[Begin Data for this exercise]

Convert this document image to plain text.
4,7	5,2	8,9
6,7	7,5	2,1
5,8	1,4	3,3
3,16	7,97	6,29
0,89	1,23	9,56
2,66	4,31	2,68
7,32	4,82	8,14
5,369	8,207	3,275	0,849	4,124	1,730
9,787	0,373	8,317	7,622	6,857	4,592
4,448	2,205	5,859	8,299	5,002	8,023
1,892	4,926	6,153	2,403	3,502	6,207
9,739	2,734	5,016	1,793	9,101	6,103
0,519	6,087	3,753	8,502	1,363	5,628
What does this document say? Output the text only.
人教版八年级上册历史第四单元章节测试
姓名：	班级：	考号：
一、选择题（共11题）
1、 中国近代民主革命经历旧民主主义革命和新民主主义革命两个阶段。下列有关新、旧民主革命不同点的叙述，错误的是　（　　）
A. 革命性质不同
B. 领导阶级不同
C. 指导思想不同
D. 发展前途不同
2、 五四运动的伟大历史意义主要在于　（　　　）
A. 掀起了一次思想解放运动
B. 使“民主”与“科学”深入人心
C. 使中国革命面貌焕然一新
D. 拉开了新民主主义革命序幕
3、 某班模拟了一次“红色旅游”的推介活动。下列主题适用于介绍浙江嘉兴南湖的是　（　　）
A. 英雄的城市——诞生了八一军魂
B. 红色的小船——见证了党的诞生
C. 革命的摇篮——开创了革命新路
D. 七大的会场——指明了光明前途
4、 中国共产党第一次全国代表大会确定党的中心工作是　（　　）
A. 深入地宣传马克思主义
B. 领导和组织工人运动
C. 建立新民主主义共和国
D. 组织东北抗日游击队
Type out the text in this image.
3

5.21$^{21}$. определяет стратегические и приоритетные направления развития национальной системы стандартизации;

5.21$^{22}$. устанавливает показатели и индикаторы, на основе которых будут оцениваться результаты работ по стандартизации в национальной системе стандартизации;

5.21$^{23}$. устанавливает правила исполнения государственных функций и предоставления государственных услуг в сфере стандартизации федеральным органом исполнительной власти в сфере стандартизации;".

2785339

[End Data for this exercise]

Task goal ▸ Copy, character for character, the lines from the line that holds "Type out the text in this image." through the final line of the records above.

Exercise solution ▸
Type out the text in this image.
3

5.21$^{21}$. определяет стратегические и приоритетные направления развития национальной системы стандартизации;

5.21$^{22}$. устанавливает показатели и индикаторы, на основе которых будут оцениваться результаты работ по стандартизации в национальной системе стандартизации;

5.21$^{23}$. устанавливает правила исполнения государственных функций и предоставления государственных услуг в сфере стандартизации федеральным органом исполнительной власти в сфере стандартизации;".

2785339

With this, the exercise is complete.